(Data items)
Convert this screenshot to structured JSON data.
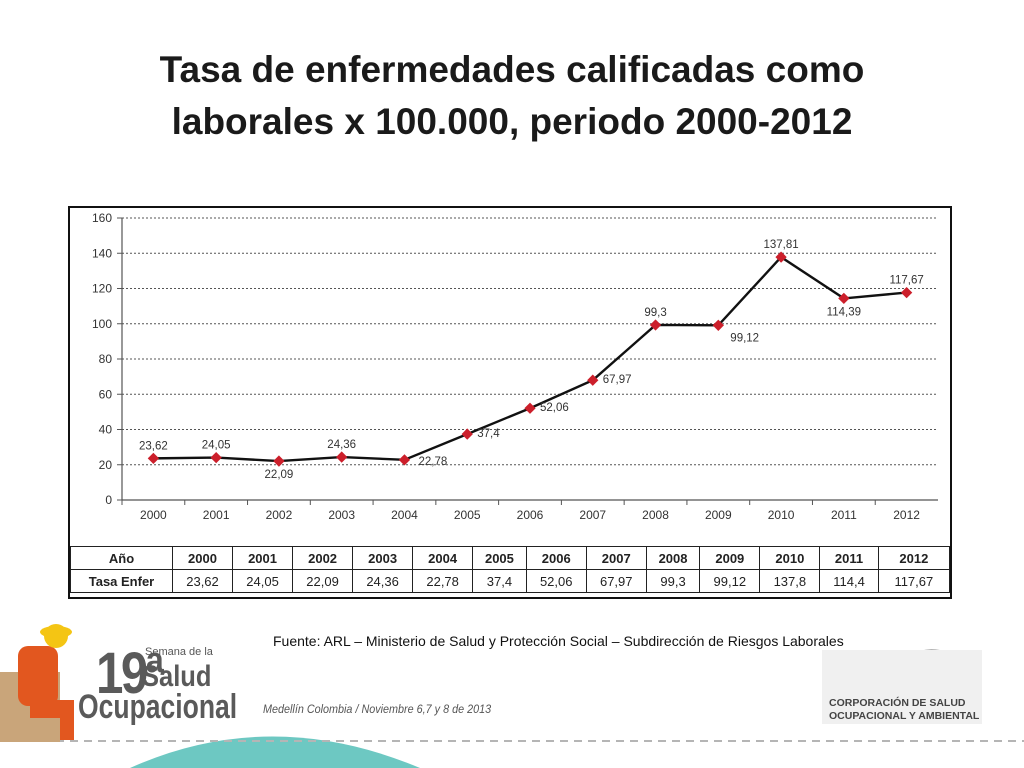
{
  "slide": {
    "title_line1": "Tasa de enfermedades calificadas como",
    "title_line2": "laborales x 100.000, periodo 2000-2012",
    "source": "Fuente: ARL – Ministerio de Salud y Protección Social – Subdirección de Riesgos Laborales"
  },
  "chart_data": {
    "type": "line",
    "x": [
      "2000",
      "2001",
      "2002",
      "2003",
      "2004",
      "2005",
      "2006",
      "2007",
      "2008",
      "2009",
      "2010",
      "2011",
      "2012"
    ],
    "values": [
      23.62,
      24.05,
      22.09,
      24.36,
      22.78,
      37.4,
      52.06,
      67.97,
      99.3,
      99.12,
      137.81,
      114.39,
      117.67
    ],
    "data_labels": [
      "23,62",
      "24,05",
      "22,09",
      "24,36",
      "22,78",
      "37,4",
      "52,06",
      "67,97",
      "99,3",
      "99,12",
      "137,81",
      "114,39",
      "117,67"
    ],
    "ylim": [
      0,
      160
    ],
    "yticks": [
      "0",
      "20",
      "40",
      "60",
      "80",
      "100",
      "120",
      "140",
      "160"
    ],
    "grid": true,
    "line_color": "#111111",
    "marker_color": "#cc1f2b"
  },
  "table": {
    "row1_header": "Año",
    "row2_header": "Tasa Enfer",
    "years": [
      "2000",
      "2001",
      "2002",
      "2003",
      "2004",
      "2005",
      "2006",
      "2007",
      "2008",
      "2009",
      "2010",
      "2011",
      "2012"
    ],
    "values": [
      "23,62",
      "24,05",
      "22,09",
      "24,36",
      "22,78",
      "37,4",
      "52,06",
      "67,97",
      "99,3",
      "99,12",
      "137,8",
      "114,4",
      "117,67"
    ]
  },
  "footer": {
    "event_number": "19ª",
    "event_week": "Semana de la",
    "event_salud": "Salud",
    "event_ocupacional": "Ocupacional",
    "event_place": "Medellín Colombia / Noviembre 6,7 y 8 de 2013",
    "corp_line1": "CORPORACIÓN DE SALUD",
    "corp_line2": "OCUPACIONAL Y AMBIENTAL",
    "accent_teal": "#6dc8c2",
    "worker_orange": "#e2571f",
    "helmet_yellow": "#f4c514"
  }
}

DIRECTIONS ▸
Leave out the pictures and copy everything else in the records word for word.

FINAL ANSWER ▸
Convert this screenshot to structured JSON data.
{
  "slide": {
    "title_line1": "Tasa de enfermedades calificadas como",
    "title_line2": "laborales x 100.000, periodo 2000-2012",
    "source": "Fuente: ARL – Ministerio de Salud y Protección Social – Subdirección de Riesgos Laborales"
  },
  "chart_data": {
    "type": "line",
    "x": [
      "2000",
      "2001",
      "2002",
      "2003",
      "2004",
      "2005",
      "2006",
      "2007",
      "2008",
      "2009",
      "2010",
      "2011",
      "2012"
    ],
    "values": [
      23.62,
      24.05,
      22.09,
      24.36,
      22.78,
      37.4,
      52.06,
      67.97,
      99.3,
      99.12,
      137.81,
      114.39,
      117.67
    ],
    "data_labels": [
      "23,62",
      "24,05",
      "22,09",
      "24,36",
      "22,78",
      "37,4",
      "52,06",
      "67,97",
      "99,3",
      "99,12",
      "137,81",
      "114,39",
      "117,67"
    ],
    "ylim": [
      0,
      160
    ],
    "yticks": [
      "0",
      "20",
      "40",
      "60",
      "80",
      "100",
      "120",
      "140",
      "160"
    ],
    "grid": true,
    "line_color": "#111111",
    "marker_color": "#cc1f2b"
  },
  "table": {
    "row1_header": "Año",
    "row2_header": "Tasa Enfer",
    "years": [
      "2000",
      "2001",
      "2002",
      "2003",
      "2004",
      "2005",
      "2006",
      "2007",
      "2008",
      "2009",
      "2010",
      "2011",
      "2012"
    ],
    "values": [
      "23,62",
      "24,05",
      "22,09",
      "24,36",
      "22,78",
      "37,4",
      "52,06",
      "67,97",
      "99,3",
      "99,12",
      "137,8",
      "114,4",
      "117,67"
    ]
  },
  "footer": {
    "event_number": "19ª",
    "event_week": "Semana de la",
    "event_salud": "Salud",
    "event_ocupacional": "Ocupacional",
    "event_place": "Medellín Colombia / Noviembre 6,7 y 8 de 2013",
    "corp_line1": "CORPORACIÓN DE SALUD",
    "corp_line2": "OCUPACIONAL Y AMBIENTAL",
    "accent_teal": "#6dc8c2",
    "worker_orange": "#e2571f",
    "helmet_yellow": "#f4c514"
  }
}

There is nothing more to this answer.